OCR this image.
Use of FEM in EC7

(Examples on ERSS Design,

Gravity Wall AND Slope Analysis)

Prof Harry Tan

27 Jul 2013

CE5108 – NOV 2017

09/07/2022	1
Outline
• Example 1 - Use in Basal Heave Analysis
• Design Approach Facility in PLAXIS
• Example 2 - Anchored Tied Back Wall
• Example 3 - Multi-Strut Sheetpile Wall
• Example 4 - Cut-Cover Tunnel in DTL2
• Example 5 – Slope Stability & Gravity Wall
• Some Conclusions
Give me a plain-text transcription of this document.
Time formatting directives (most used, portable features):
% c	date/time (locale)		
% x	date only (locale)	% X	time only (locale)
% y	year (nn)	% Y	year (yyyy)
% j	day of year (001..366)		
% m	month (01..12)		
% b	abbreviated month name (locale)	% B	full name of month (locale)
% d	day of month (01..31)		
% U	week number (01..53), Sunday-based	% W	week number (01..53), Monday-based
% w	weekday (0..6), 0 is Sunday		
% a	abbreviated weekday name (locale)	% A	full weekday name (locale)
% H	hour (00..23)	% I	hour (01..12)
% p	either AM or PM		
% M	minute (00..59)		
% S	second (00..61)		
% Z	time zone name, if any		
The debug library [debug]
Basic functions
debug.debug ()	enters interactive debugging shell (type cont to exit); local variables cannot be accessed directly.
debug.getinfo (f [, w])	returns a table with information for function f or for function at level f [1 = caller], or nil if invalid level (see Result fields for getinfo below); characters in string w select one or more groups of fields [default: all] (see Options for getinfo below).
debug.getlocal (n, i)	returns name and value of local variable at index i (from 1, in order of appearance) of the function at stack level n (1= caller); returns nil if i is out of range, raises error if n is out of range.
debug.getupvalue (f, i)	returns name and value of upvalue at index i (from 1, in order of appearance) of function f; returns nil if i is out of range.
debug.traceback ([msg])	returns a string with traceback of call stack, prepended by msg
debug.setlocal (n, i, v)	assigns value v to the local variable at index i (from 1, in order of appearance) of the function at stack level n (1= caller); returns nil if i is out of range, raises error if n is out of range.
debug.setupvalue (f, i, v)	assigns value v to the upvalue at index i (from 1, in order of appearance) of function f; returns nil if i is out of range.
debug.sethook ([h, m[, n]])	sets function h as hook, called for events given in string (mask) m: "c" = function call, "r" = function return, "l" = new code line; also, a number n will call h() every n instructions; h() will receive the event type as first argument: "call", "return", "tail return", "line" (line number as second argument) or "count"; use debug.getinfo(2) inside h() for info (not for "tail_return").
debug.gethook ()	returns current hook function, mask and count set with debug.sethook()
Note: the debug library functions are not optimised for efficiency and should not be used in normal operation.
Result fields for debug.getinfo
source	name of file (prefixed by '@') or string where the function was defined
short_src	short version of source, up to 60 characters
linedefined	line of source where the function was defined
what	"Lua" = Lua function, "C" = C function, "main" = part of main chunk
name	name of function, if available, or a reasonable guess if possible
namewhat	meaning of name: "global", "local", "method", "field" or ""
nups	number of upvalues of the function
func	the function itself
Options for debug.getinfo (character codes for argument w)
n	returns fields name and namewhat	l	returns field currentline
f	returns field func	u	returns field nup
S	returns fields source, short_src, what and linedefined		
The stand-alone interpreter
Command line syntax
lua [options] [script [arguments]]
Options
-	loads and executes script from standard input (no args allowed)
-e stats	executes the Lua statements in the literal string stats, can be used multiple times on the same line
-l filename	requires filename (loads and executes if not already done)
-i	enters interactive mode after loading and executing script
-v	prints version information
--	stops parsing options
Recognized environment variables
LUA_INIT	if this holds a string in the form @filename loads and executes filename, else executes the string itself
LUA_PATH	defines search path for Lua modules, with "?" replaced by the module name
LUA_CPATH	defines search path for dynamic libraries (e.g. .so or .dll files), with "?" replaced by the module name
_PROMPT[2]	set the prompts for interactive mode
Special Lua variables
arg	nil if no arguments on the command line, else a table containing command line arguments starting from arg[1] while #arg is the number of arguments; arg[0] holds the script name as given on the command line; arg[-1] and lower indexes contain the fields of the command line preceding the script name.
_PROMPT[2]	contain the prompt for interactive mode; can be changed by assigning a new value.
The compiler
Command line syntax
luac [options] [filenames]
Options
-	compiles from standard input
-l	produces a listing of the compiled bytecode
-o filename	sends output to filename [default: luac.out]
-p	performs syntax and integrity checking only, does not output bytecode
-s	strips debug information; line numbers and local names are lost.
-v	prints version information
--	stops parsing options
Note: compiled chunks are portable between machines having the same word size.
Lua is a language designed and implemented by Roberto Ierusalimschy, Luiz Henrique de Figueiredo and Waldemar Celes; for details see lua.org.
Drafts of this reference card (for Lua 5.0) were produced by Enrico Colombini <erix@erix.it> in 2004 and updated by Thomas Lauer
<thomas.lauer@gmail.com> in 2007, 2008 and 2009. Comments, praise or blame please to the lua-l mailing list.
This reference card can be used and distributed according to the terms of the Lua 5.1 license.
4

====

(TASK GOAL)
Word for word, restate all of the data shown above.

(ANSWER)
OCR this image.
Use of FEM in EC7

(Examples on ERSS Design,

Gravity Wall AND Slope Analysis)

Prof Harry Tan

27 Jul 2013

CE5108 – NOV 2017

09/07/2022	1
Outline
• Example 1 - Use in Basal Heave Analysis
• Design Approach Facility in PLAXIS
• Example 2 - Anchored Tied Back Wall
• Example 3 - Multi-Strut Sheetpile Wall
• Example 4 - Cut-Cover Tunnel in DTL2
• Example 5 – Slope Stability & Gravity Wall
• Some Conclusions
Give me a plain-text transcription of this document.
Time formatting directives (most used, portable features):
% c	date/time (locale)		
% x	date only (locale)	% X	time only (locale)
% y	year (nn)	% Y	year (yyyy)
% j	day of year (001..366)		
% m	month (01..12)		
% b	abbreviated month name (locale)	% B	full name of month (locale)
% d	day of month (01..31)		
% U	week number (01..53), Sunday-based	% W	week number (01..53), Monday-based
% w	weekday (0..6), 0 is Sunday		
% a	abbreviated weekday name (locale)	% A	full weekday name (locale)
% H	hour (00..23)	% I	hour (01..12)
% p	either AM or PM		
% M	minute (00..59)		
% S	second (00..61)		
% Z	time zone name, if any		
The debug library [debug]
Basic functions
debug.debug ()	enters interactive debugging shell (type cont to exit); local variables cannot be accessed directly.
debug.getinfo (f [, w])	returns a table with information for function f or for function at level f [1 = caller], or nil if invalid level (see Result fields for getinfo below); characters in string w select one or more groups of fields [default: all] (see Options for getinfo below).
debug.getlocal (n, i)	returns name and value of local variable at index i (from 1, in order of appearance) of the function at stack level n (1= caller); returns nil if i is out of range, raises error if n is out of range.
debug.getupvalue (f, i)	returns name and value of upvalue at index i (from 1, in order of appearance) of function f; returns nil if i is out of range.
debug.traceback ([msg])	returns a string with traceback of call stack, prepended by msg
debug.setlocal (n, i, v)	assigns value v to the local variable at index i (from 1, in order of appearance) of the function at stack level n (1= caller); returns nil if i is out of range, raises error if n is out of range.
debug.setupvalue (f, i, v)	assigns value v to the upvalue at index i (from 1, in order of appearance) of function f; returns nil if i is out of range.
debug.sethook ([h, m[, n]])	sets function h as hook, called for events given in string (mask) m: "c" = function call, "r" = function return, "l" = new code line; also, a number n will call h() every n instructions; h() will receive the event type as first argument: "call", "return", "tail return", "line" (line number as second argument) or "count"; use debug.getinfo(2) inside h() for info (not for "tail_return").
debug.gethook ()	returns current hook function, mask and count set with debug.sethook()
Note: the debug library functions are not optimised for efficiency and should not be used in normal operation.
Result fields for debug.getinfo
source	name of file (prefixed by '@') or string where the function was defined
short_src	short version of source, up to 60 characters
linedefined	line of source where the function was defined
what	"Lua" = Lua function, "C" = C function, "main" = part of main chunk
name	name of function, if available, or a reasonable guess if possible
namewhat	meaning of name: "global", "local", "method", "field" or ""
nups	number of upvalues of the function
func	the function itself
Options for debug.getinfo (character codes for argument w)
n	returns fields name and namewhat	l	returns field currentline
f	returns field func	u	returns field nup
S	returns fields source, short_src, what and linedefined		
The stand-alone interpreter
Command line syntax
lua [options] [script [arguments]]
Options
-	loads and executes script from standard input (no args allowed)
-e stats	executes the Lua statements in the literal string stats, can be used multiple times on the same line
-l filename	requires filename (loads and executes if not already done)
-i	enters interactive mode after loading and executing script
-v	prints version information
--	stops parsing options
Recognized environment variables
LUA_INIT	if this holds a string in the form @filename loads and executes filename, else executes the string itself
LUA_PATH	defines search path for Lua modules, with "?" replaced by the module name
LUA_CPATH	defines search path for dynamic libraries (e.g. .so or .dll files), with "?" replaced by the module name
_PROMPT[2]	set the prompts for interactive mode
Special Lua variables
arg	nil if no arguments on the command line, else a table containing command line arguments starting from arg[1] while #arg is the number of arguments; arg[0] holds the script name as given on the command line; arg[-1] and lower indexes contain the fields of the command line preceding the script name.
_PROMPT[2]	contain the prompt for interactive mode; can be changed by assigning a new value.
The compiler
Command line syntax
luac [options] [filenames]
Options
-	compiles from standard input
-l	produces a listing of the compiled bytecode
-o filename	sends output to filename [default: luac.out]
-p	performs syntax and integrity checking only, does not output bytecode
-s	strips debug information; line numbers and local names are lost.
-v	prints version information
--	stops parsing options
Note: compiled chunks are portable between machines having the same word size.
Lua is a language designed and implemented by Roberto Ierusalimschy, Luiz Henrique de Figueiredo and Waldemar Celes; for details see lua.org.
Drafts of this reference card (for Lua 5.0) were produced by Enrico Colombini <erix@erix.it> in 2004 and updated by Thomas Lauer
<thomas.lauer@gmail.com> in 2007, 2008 and 2009. Comments, praise or blame please to the lua-l mailing list.
This reference card can be used and distributed according to the terms of the Lua 5.1 license.
4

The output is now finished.